Dataset excerpt:
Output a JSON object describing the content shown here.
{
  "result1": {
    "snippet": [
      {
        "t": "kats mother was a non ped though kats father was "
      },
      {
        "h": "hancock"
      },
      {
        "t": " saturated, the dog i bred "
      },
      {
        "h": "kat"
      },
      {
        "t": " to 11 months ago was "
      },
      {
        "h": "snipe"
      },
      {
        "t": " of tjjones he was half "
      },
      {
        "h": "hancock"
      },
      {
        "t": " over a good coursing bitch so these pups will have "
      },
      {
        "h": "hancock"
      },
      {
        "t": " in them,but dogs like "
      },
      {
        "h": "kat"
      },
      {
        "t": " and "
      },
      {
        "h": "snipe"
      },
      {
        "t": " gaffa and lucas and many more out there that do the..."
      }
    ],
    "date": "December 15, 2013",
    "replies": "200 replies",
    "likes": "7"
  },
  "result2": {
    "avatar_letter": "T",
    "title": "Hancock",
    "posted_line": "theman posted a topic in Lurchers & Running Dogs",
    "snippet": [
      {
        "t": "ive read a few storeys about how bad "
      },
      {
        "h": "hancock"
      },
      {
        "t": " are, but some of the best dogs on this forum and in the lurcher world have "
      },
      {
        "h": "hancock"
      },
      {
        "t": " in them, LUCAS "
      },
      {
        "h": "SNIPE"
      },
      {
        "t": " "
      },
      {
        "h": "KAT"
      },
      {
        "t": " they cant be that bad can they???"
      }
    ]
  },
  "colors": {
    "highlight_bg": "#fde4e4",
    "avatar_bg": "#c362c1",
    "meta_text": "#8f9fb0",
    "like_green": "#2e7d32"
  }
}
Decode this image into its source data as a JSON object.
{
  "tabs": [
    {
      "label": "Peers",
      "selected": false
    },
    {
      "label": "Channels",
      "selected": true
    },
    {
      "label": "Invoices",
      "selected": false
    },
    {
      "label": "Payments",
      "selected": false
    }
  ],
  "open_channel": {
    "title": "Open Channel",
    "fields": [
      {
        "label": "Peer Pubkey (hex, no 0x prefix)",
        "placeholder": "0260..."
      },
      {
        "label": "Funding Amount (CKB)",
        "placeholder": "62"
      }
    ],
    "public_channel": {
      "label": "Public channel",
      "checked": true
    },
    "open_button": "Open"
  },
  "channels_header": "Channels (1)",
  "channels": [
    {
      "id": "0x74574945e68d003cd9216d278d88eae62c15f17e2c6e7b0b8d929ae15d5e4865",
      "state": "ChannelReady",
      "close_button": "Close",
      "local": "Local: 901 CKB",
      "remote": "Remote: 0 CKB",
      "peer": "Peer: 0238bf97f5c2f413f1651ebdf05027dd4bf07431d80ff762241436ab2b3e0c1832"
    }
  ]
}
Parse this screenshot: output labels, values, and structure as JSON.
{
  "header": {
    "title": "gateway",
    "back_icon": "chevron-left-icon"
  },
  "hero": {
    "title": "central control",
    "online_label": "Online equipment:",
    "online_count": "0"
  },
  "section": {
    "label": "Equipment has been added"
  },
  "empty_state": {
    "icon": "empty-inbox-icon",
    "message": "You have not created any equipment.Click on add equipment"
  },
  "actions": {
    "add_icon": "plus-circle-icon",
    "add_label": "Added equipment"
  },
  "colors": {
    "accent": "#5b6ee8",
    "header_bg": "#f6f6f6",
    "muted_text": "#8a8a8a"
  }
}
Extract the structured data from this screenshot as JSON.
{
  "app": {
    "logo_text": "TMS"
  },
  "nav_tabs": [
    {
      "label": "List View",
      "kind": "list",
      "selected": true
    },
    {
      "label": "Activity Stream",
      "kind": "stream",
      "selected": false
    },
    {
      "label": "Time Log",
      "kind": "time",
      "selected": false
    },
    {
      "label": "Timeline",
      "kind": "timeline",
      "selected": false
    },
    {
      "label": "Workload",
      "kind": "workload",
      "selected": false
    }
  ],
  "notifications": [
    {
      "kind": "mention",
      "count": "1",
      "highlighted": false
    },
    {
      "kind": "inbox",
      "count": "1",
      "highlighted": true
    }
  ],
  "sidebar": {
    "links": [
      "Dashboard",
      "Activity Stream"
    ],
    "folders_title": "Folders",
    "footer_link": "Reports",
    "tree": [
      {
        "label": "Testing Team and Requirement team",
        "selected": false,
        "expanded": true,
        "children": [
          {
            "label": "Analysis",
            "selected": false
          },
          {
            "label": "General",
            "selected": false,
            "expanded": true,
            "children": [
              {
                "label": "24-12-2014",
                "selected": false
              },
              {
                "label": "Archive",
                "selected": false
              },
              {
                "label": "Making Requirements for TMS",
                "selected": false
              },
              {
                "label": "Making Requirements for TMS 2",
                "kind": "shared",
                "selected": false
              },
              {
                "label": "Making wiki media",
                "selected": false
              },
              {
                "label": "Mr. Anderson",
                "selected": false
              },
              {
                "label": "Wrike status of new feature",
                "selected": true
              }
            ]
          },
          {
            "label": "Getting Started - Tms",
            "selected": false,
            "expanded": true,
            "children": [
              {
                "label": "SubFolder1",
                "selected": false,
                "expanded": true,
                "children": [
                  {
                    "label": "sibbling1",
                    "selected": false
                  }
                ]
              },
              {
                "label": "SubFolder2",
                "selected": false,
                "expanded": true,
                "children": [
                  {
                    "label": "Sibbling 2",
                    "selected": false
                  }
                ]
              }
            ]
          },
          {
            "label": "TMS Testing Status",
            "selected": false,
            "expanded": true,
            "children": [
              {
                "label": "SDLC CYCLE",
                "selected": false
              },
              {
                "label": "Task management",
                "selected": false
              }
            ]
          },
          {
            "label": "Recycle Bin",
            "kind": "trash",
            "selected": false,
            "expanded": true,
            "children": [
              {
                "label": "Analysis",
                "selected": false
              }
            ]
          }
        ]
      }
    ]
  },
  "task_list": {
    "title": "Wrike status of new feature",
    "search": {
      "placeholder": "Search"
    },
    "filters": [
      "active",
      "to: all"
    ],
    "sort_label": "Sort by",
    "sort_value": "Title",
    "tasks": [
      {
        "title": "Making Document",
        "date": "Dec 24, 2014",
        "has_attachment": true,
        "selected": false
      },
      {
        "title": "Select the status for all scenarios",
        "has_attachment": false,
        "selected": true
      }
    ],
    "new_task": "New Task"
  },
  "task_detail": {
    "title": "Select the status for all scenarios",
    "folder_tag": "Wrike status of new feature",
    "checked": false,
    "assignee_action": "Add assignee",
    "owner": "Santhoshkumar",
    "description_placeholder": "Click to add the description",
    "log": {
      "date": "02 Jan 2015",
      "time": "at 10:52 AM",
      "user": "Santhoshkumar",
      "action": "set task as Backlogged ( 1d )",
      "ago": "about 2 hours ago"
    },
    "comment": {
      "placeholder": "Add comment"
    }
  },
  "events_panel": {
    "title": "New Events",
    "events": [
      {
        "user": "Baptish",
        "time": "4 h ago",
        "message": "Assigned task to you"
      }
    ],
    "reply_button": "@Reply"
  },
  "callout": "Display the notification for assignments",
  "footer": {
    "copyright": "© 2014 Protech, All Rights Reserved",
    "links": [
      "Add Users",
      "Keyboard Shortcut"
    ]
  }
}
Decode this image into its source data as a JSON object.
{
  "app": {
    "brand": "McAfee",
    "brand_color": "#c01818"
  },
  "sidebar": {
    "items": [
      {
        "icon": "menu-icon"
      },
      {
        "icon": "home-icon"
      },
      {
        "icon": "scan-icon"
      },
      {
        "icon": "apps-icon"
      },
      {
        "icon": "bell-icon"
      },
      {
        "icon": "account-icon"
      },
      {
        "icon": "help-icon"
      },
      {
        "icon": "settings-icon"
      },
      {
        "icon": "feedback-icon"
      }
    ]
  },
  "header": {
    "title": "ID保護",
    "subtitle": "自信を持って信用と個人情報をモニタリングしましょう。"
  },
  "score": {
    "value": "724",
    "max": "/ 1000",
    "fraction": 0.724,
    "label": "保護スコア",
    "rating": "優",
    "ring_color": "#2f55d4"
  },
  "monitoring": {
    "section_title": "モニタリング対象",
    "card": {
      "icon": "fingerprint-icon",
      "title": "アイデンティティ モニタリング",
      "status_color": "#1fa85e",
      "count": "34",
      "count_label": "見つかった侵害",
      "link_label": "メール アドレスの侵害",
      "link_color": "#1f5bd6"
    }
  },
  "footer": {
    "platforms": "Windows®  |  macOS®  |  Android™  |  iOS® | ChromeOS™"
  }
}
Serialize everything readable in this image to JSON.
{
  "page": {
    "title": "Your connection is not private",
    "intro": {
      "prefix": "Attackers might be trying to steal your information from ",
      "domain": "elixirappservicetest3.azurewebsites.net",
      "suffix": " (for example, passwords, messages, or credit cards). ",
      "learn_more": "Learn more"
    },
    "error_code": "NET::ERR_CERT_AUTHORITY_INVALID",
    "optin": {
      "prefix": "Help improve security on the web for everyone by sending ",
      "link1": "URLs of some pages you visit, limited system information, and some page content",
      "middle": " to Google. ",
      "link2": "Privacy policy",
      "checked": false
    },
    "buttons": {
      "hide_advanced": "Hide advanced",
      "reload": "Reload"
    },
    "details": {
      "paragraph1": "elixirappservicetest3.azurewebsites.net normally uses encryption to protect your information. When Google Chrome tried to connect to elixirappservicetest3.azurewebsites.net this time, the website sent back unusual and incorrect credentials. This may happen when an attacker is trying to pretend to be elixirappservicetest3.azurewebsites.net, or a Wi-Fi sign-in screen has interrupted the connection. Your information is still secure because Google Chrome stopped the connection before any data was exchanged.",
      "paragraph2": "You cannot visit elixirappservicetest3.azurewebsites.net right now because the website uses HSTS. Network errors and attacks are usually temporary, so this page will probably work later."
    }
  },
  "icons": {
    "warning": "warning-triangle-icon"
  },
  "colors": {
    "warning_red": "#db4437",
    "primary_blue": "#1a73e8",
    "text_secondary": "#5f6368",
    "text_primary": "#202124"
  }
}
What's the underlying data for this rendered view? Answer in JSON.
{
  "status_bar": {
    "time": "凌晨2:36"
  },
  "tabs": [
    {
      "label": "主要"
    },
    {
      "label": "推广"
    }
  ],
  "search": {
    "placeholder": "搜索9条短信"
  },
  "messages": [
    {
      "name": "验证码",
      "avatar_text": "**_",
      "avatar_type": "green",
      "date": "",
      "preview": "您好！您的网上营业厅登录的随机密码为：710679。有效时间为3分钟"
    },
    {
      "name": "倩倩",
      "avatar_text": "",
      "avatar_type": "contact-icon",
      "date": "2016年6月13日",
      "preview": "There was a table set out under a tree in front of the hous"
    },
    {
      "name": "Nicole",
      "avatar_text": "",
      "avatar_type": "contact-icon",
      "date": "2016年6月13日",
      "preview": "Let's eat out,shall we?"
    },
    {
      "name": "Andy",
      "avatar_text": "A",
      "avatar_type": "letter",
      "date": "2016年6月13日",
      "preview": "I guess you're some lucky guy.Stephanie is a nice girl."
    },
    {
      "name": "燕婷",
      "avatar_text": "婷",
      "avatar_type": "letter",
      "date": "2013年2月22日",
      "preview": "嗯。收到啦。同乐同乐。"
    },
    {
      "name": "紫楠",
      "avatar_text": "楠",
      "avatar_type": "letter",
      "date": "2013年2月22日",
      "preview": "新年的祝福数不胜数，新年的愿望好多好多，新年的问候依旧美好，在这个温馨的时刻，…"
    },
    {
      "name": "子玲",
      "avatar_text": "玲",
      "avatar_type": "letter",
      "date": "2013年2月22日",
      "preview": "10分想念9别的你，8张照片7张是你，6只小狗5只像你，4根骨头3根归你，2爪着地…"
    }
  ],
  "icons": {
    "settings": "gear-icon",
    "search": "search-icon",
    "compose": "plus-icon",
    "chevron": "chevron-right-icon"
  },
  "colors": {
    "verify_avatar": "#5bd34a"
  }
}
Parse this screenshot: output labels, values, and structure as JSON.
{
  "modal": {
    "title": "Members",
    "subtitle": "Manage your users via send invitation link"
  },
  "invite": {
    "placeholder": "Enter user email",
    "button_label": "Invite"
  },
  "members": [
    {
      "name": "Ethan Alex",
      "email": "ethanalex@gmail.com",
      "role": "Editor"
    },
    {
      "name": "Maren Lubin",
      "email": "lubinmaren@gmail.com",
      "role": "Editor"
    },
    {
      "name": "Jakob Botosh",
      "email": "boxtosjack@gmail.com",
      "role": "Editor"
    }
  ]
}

*Exercise goal*
Which lines contain "Requirements"? Copy each of them.

*Solution to the exercise*
                "label": "Making Requirements for TMS",
                "label": "Making Requirements for TMS 2",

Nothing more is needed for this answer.